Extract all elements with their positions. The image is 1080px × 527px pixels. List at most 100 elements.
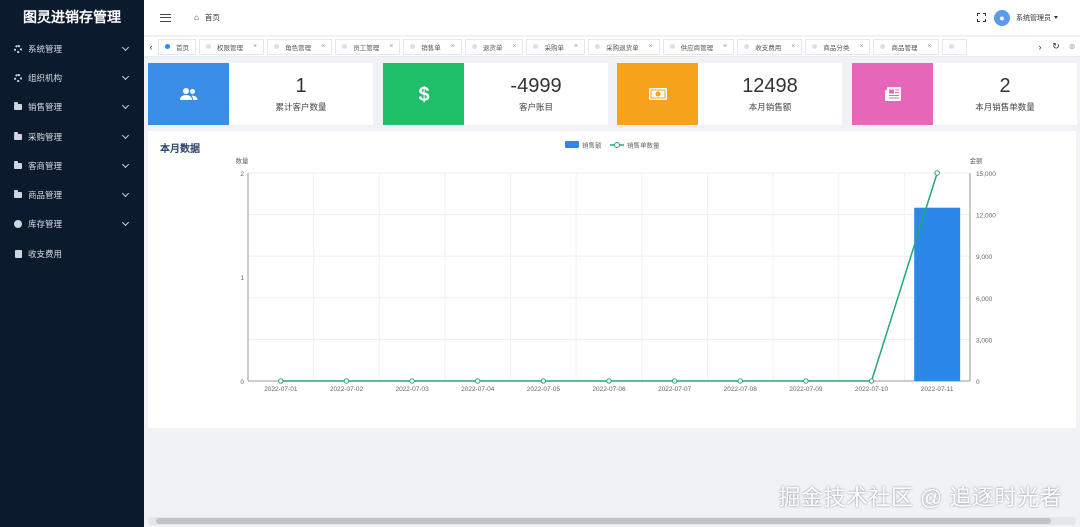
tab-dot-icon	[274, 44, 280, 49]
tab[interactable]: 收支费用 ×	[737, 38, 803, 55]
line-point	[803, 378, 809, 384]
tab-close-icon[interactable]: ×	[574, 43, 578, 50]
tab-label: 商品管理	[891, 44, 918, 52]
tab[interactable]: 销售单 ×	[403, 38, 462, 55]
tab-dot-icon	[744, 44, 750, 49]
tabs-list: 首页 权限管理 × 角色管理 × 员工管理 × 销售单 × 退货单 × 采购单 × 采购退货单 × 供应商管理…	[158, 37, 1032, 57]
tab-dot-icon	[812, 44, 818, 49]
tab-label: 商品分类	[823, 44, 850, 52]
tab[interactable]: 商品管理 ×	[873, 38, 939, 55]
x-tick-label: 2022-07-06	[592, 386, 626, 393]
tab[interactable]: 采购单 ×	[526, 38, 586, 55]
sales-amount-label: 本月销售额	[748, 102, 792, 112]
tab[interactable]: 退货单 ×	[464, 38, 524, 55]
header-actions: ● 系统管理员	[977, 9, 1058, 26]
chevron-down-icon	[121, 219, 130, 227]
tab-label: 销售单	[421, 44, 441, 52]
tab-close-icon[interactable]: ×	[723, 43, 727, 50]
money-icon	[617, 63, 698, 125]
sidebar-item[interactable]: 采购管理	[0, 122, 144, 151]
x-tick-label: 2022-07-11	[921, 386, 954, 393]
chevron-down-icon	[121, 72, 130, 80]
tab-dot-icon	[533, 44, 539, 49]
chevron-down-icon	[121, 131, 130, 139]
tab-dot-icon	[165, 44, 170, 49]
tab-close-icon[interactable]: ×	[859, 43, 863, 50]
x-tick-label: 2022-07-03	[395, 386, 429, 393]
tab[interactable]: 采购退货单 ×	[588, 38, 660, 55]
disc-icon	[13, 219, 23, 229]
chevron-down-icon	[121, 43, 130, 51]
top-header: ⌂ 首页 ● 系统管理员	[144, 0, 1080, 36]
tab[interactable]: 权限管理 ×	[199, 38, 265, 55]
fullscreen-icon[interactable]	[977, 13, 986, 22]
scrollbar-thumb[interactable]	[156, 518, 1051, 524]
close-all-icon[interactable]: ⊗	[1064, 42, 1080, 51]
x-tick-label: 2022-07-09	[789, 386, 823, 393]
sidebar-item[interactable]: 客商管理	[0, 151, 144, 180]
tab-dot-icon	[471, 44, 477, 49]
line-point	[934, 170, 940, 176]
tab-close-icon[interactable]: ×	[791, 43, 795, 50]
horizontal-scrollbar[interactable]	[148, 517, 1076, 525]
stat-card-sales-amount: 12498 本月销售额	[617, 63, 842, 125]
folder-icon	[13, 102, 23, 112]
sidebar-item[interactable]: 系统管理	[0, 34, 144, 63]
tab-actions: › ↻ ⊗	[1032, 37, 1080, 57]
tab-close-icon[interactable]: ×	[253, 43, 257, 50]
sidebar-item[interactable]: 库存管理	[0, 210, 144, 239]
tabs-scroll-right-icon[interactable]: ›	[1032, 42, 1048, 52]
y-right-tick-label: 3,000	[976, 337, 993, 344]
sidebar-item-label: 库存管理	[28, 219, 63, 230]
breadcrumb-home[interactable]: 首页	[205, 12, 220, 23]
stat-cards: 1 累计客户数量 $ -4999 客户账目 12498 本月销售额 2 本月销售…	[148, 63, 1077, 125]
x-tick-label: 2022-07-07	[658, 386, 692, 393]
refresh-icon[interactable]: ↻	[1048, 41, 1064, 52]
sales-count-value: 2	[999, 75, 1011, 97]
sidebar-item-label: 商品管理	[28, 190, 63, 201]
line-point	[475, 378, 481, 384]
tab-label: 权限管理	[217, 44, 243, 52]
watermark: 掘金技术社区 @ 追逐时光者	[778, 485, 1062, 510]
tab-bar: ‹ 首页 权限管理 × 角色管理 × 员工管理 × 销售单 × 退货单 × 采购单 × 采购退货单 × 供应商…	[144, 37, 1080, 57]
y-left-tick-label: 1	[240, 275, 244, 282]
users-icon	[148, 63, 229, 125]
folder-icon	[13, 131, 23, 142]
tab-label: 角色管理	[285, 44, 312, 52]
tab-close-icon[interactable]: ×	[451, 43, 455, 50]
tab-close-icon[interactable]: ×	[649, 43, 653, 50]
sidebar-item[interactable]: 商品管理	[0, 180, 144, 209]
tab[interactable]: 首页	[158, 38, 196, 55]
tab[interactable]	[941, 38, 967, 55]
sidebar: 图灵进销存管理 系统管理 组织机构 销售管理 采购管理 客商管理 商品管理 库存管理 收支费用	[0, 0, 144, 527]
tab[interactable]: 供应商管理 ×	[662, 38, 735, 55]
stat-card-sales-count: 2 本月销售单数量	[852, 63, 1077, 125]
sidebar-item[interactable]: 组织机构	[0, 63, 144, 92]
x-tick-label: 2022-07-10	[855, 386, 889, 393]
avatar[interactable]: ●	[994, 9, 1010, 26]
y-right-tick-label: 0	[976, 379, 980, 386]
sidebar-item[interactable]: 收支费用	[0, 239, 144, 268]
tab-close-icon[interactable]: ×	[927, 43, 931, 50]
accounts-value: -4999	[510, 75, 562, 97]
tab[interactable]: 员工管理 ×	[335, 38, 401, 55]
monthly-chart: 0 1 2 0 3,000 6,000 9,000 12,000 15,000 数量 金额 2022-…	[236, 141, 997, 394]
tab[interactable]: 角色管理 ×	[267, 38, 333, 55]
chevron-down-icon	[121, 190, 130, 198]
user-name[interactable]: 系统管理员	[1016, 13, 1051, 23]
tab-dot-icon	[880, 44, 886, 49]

+++++

Reproduce the listing above line for line, without the picture.

• _Task response_:
Extract all elements with their positions. The image is 1080px × 527px pixels. List at most 100 elements.
tab-dot-icon	[274, 44, 280, 49]
tab[interactable]: 收支费用 ×	[737, 38, 803, 55]
line-point	[803, 378, 809, 384]
tab-close-icon[interactable]: ×	[574, 43, 578, 50]
tab-label: 商品管理	[891, 44, 918, 52]
tab[interactable]: 销售单 ×	[403, 38, 462, 55]
tab-dot-icon	[744, 44, 750, 49]
tabs-list: 首页 权限管理 × 角色管理 × 员工管理 × 销售单 × 退货单 × 采购单 × 采购退货单 × 供应商管理…	[158, 37, 1032, 57]
tab-dot-icon	[812, 44, 818, 49]
tab-label: 商品分类	[823, 44, 850, 52]
tab[interactable]: 商品管理 ×	[873, 38, 939, 55]
x-tick-label: 2022-07-06	[592, 386, 626, 393]
tab[interactable]: 采购单 ×	[526, 38, 586, 55]
sales-amount-label: 本月销售额	[748, 102, 792, 112]
tab[interactable]: 退货单 ×	[464, 38, 524, 55]
header-actions: ● 系统管理员	[977, 9, 1058, 26]
chevron-down-icon	[121, 219, 130, 227]
tab-label: 销售单	[421, 44, 441, 52]
tab-close-icon[interactable]: ×	[723, 43, 727, 50]
money-icon	[617, 63, 698, 125]
sidebar-item[interactable]: 采购管理	[0, 122, 144, 151]
x-tick-label: 2022-07-11	[921, 386, 954, 393]
chevron-down-icon	[121, 72, 130, 80]
tab-dot-icon	[533, 44, 539, 49]
chevron-down-icon	[121, 131, 130, 139]
tab-dot-icon	[165, 44, 170, 49]
tab-close-icon[interactable]: ×	[859, 43, 863, 50]
x-tick-label: 2022-07-03	[395, 386, 429, 393]
tab[interactable]: 采购退货单 ×	[588, 38, 660, 55]
disc-icon	[13, 219, 23, 229]
chevron-down-icon	[121, 43, 130, 51]
top-header: ⌂ 首页 ● 系统管理员	[144, 0, 1080, 36]
tab[interactable]: 权限管理 ×	[199, 38, 265, 55]
fullscreen-icon[interactable]	[977, 13, 986, 22]
scrollbar-thumb[interactable]	[156, 518, 1051, 524]
close-all-icon[interactable]: ⊗	[1064, 42, 1080, 51]
x-tick-label: 2022-07-09	[789, 386, 823, 393]
sidebar-item[interactable]: 客商管理	[0, 151, 144, 180]
tab-dot-icon	[471, 44, 477, 49]
line-point	[934, 170, 940, 176]
tab-close-icon[interactable]: ×	[791, 43, 795, 50]
horizontal-scrollbar[interactable]	[148, 517, 1076, 525]
stat-card-sales-amount: 12498 本月销售额	[617, 63, 842, 125]
folder-icon	[13, 102, 23, 112]
sidebar-item[interactable]: 系统管理	[0, 34, 144, 63]
tab-actions: › ↻ ⊗	[1032, 37, 1080, 57]
tab-close-icon[interactable]: ×	[253, 43, 257, 50]
sidebar-item[interactable]: 库存管理	[0, 210, 144, 239]
tabs-scroll-right-icon[interactable]: ›	[1032, 42, 1048, 52]
y-right-tick-label: 3,000	[976, 337, 993, 344]
sidebar-item-label: 库存管理	[28, 219, 63, 230]
breadcrumb-home[interactable]: 首页	[205, 12, 220, 23]
stat-cards: 1 累计客户数量 $ -4999 客户账目 12498 本月销售额 2 本月销售…	[148, 63, 1077, 125]
x-tick-label: 2022-07-07	[658, 386, 692, 393]
refresh-icon[interactable]: ↻	[1048, 41, 1064, 52]
sales-count-value: 2	[999, 75, 1011, 97]
sidebar-item-label: 商品管理	[28, 190, 63, 201]
line-point	[475, 378, 481, 384]
tab-label: 权限管理	[217, 44, 243, 52]
watermark: 掘金技术社区 @ 追逐时光者	[778, 485, 1062, 510]
tab-bar: ‹ 首页 权限管理 × 角色管理 × 员工管理 × 销售单 × 退货单 × 采购单 × 采购退货单 × 供应商…	[144, 37, 1080, 57]
y-left-tick-label: 1	[240, 275, 244, 282]
users-icon	[148, 63, 229, 125]
folder-icon	[13, 131, 23, 142]
tab-label: 角色管理	[285, 44, 312, 52]
tab-close-icon[interactable]: ×	[451, 43, 455, 50]
tab-close-icon[interactable]: ×	[649, 43, 653, 50]
sidebar-item[interactable]: 商品管理	[0, 180, 144, 209]
tab[interactable]: 首页	[158, 38, 196, 55]
tab[interactable]	[941, 38, 967, 55]
sidebar: 图灵进销存管理 系统管理 组织机构 销售管理 采购管理 客商管理 商品管理 库存管理 收支费用	[0, 0, 144, 527]
tab[interactable]: 供应商管理 ×	[662, 38, 735, 55]
stat-card-sales-count: 2 本月销售单数量	[852, 63, 1077, 125]
sidebar-item[interactable]: 组织机构	[0, 63, 144, 92]
x-tick-label: 2022-07-10	[855, 386, 889, 393]
avatar[interactable]: ●	[994, 9, 1010, 26]
y-right-tick-label: 0	[976, 379, 980, 386]
sidebar-item[interactable]: 收支费用	[0, 239, 144, 268]
tab-close-icon[interactable]: ×	[927, 43, 931, 50]
accounts-value: -4999	[510, 75, 562, 97]
tab[interactable]: 员工管理 ×	[335, 38, 401, 55]
monthly-chart: 0 1 2 0 3,000 6,000 9,000 12,000 15,000 数量 金额 2022-…	[236, 141, 997, 394]
tab[interactable]: 角色管理 ×	[267, 38, 333, 55]
chevron-down-icon	[121, 190, 130, 198]
user-name[interactable]: 系统管理员	[1016, 13, 1051, 23]
tab-dot-icon	[880, 44, 886, 49]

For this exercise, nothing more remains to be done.